[Dataset entries on figures]
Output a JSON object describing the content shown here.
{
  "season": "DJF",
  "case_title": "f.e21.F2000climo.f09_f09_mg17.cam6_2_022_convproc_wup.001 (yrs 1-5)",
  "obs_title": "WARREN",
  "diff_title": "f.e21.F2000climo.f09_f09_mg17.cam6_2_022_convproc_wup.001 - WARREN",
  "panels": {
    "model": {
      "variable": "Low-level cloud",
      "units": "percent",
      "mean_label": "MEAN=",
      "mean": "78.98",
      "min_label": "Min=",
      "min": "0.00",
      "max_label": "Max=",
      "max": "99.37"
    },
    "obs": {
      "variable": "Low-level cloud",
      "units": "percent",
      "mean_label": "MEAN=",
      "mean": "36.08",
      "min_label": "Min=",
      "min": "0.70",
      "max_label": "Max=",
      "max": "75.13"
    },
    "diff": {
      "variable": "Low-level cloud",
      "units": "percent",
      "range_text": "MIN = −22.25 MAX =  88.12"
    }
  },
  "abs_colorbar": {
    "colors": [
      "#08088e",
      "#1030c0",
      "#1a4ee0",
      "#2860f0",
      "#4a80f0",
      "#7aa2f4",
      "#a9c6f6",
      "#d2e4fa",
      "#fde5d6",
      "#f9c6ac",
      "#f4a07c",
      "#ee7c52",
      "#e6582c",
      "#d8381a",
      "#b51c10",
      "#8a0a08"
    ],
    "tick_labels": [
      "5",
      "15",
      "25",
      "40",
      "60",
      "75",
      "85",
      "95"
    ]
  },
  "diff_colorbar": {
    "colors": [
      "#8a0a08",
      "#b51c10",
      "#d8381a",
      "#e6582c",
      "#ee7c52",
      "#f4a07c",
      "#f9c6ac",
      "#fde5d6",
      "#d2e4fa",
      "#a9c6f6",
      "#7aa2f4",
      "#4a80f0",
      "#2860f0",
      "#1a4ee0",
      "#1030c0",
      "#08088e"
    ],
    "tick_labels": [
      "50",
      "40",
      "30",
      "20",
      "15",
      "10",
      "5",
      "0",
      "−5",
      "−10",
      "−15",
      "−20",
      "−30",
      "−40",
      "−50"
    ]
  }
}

WORK TO COMPLETE
Word for word, restate all of the data shown above.

THE COMPLETED TASK
Output a JSON object describing the content shown here.
{
  "season": "DJF",
  "case_title": "f.e21.F2000climo.f09_f09_mg17.cam6_2_022_convproc_wup.001 (yrs 1-5)",
  "obs_title": "WARREN",
  "diff_title": "f.e21.F2000climo.f09_f09_mg17.cam6_2_022_convproc_wup.001 - WARREN",
  "panels": {
    "model": {
      "variable": "Low-level cloud",
      "units": "percent",
      "mean_label": "MEAN=",
      "mean": "78.98",
      "min_label": "Min=",
      "min": "0.00",
      "max_label": "Max=",
      "max": "99.37"
    },
    "obs": {
      "variable": "Low-level cloud",
      "units": "percent",
      "mean_label": "MEAN=",
      "mean": "36.08",
      "min_label": "Min=",
      "min": "0.70",
      "max_label": "Max=",
      "max": "75.13"
    },
    "diff": {
      "variable": "Low-level cloud",
      "units": "percent",
      "range_text": "MIN = −22.25 MAX =  88.12"
    }
  },
  "abs_colorbar": {
    "colors": [
      "#08088e",
      "#1030c0",
      "#1a4ee0",
      "#2860f0",
      "#4a80f0",
      "#7aa2f4",
      "#a9c6f6",
      "#d2e4fa",
      "#fde5d6",
      "#f9c6ac",
      "#f4a07c",
      "#ee7c52",
      "#e6582c",
      "#d8381a",
      "#b51c10",
      "#8a0a08"
    ],
    "tick_labels": [
      "5",
      "15",
      "25",
      "40",
      "60",
      "75",
      "85",
      "95"
    ]
  },
  "diff_colorbar": {
    "colors": [
      "#8a0a08",
      "#b51c10",
      "#d8381a",
      "#e6582c",
      "#ee7c52",
      "#f4a07c",
      "#f9c6ac",
      "#fde5d6",
      "#d2e4fa",
      "#a9c6f6",
      "#7aa2f4",
      "#4a80f0",
      "#2860f0",
      "#1a4ee0",
      "#1030c0",
      "#08088e"
    ],
    "tick_labels": [
      "50",
      "40",
      "30",
      "20",
      "15",
      "10",
      "5",
      "0",
      "−5",
      "−10",
      "−15",
      "−20",
      "−30",
      "−40",
      "−50"
    ]
  }
}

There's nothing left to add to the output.